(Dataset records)
++++++++
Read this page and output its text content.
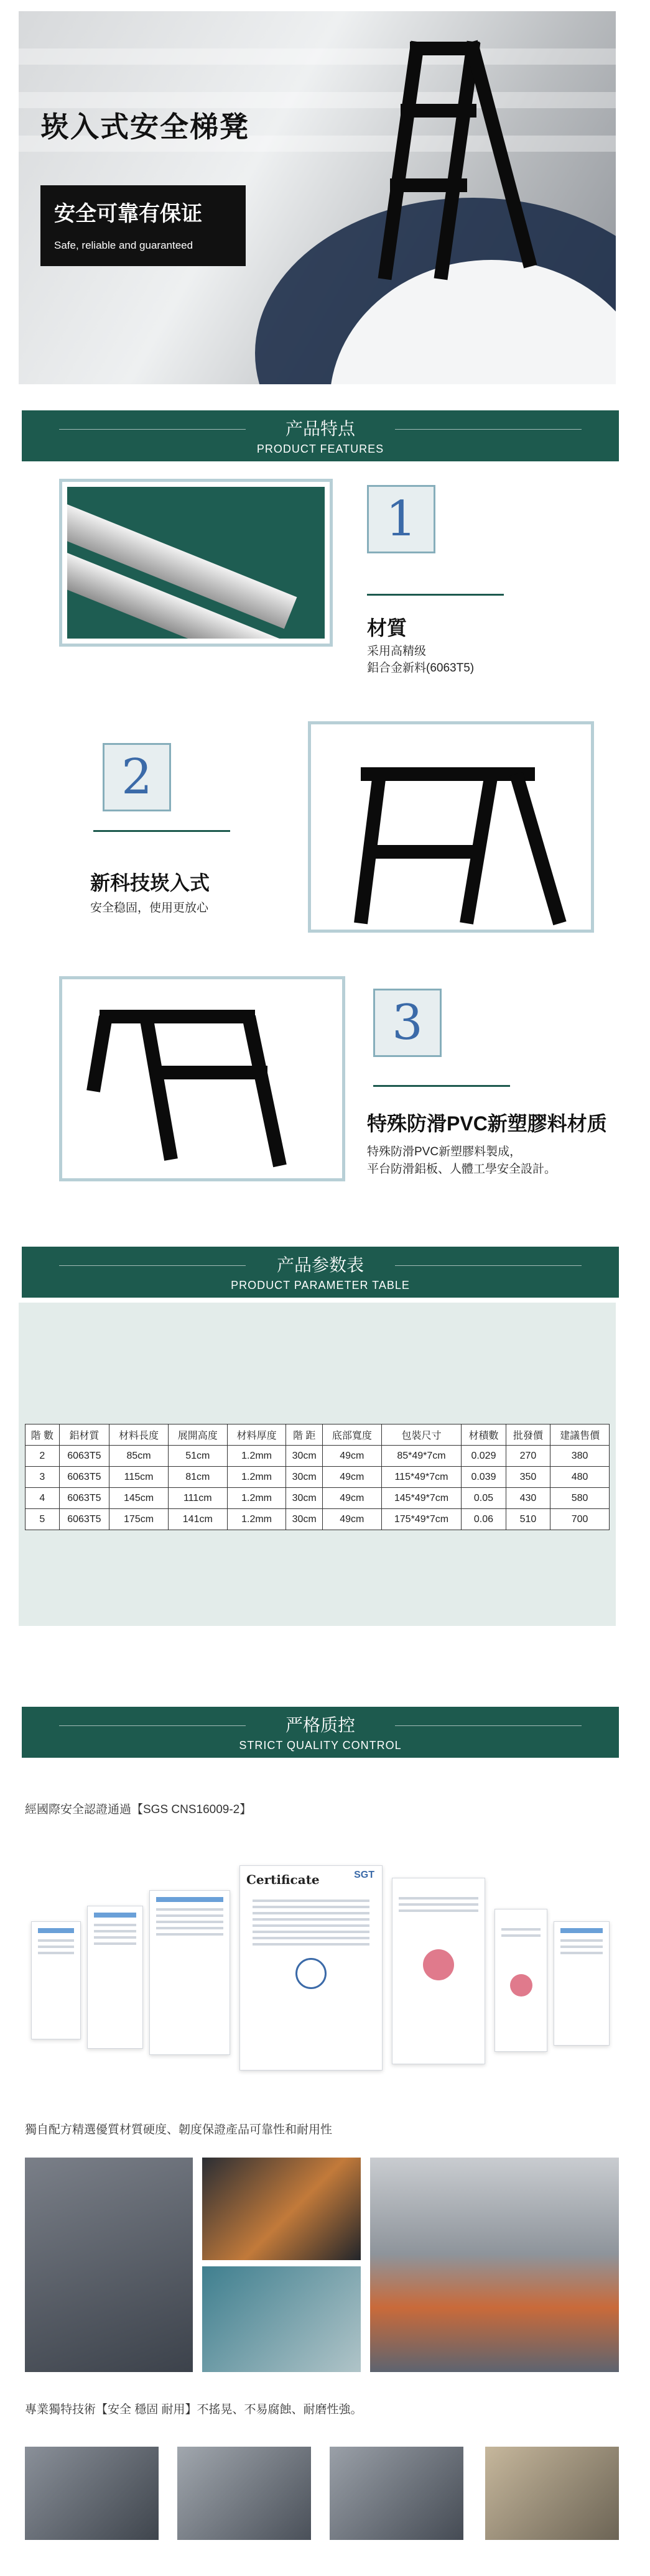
崁入式安全梯凳
安全可靠有保证
Safe, reliable and guaranteed
产品特点
PRODUCT FEATURES
1
材質
采用高精级
鋁合金新料(6063T5)
2
新科技崁入式
安全稳固，使用更放心
3
特殊防滑PVC新塑膠料材质
特殊防滑PVC新塑膠料製成，
平台防滑鋁板、人體工學安全設計。
产品参数表
PRODUCT PARAMETER TABLE
階 數	鋁材質	材料長度	展開高度	材料厚度	階 距	底部寬度	包裝尺寸	材積數	批發價	建議售價
2	6063T5	85cm	51cm	1.2mm	30cm	49cm	85*49*7cm	0.029	270	380
3	6063T5	115cm	81cm	1.2mm	30cm	49cm	115*49*7cm	0.039	350	480
4	6063T5	145cm	111cm	1.2mm	30cm	49cm	145*49*7cm	0.05	430	580
5	6063T5	175cm	141cm	1.2mm	30cm	49cm	175*49*7cm	0.06	510	700
严格质控
STRICT QUALITY CONTROL
經國際安全認證通過【SGS CNS16009-2】
Certificate	SGT
獨自配方精選優質材質硬度、韌度保證產品可靠性和耐用性
專業獨特技術【安全 穩固 耐用】不搖晃、不易腐蝕、耐磨性強。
++++++++
Copy out all the data without changing anything, and drop the pictures.

Exercise output:
Read this page and output its text content.
崁入式安全梯凳
安全可靠有保证
Safe, reliable and guaranteed
产品特点
PRODUCT FEATURES
1
材質
采用高精级
鋁合金新料(6063T5)
2
新科技崁入式
安全稳固，使用更放心
3
特殊防滑PVC新塑膠料材质
特殊防滑PVC新塑膠料製成，
平台防滑鋁板、人體工學安全設計。
产品参数表
PRODUCT PARAMETER TABLE
階 數	鋁材質	材料長度	展開高度	材料厚度	階 距	底部寬度	包裝尺寸	材積數	批發價	建議售價
2	6063T5	85cm	51cm	1.2mm	30cm	49cm	85*49*7cm	0.029	270	380
3	6063T5	115cm	81cm	1.2mm	30cm	49cm	115*49*7cm	0.039	350	480
4	6063T5	145cm	111cm	1.2mm	30cm	49cm	145*49*7cm	0.05	430	580
5	6063T5	175cm	141cm	1.2mm	30cm	49cm	175*49*7cm	0.06	510	700
严格质控
STRICT QUALITY CONTROL
經國際安全認證通過【SGS CNS16009-2】
Certificate	SGT
獨自配方精選優質材質硬度、韌度保證產品可靠性和耐用性
專業獨特技術【安全 穩固 耐用】不搖晃、不易腐蝕、耐磨性強。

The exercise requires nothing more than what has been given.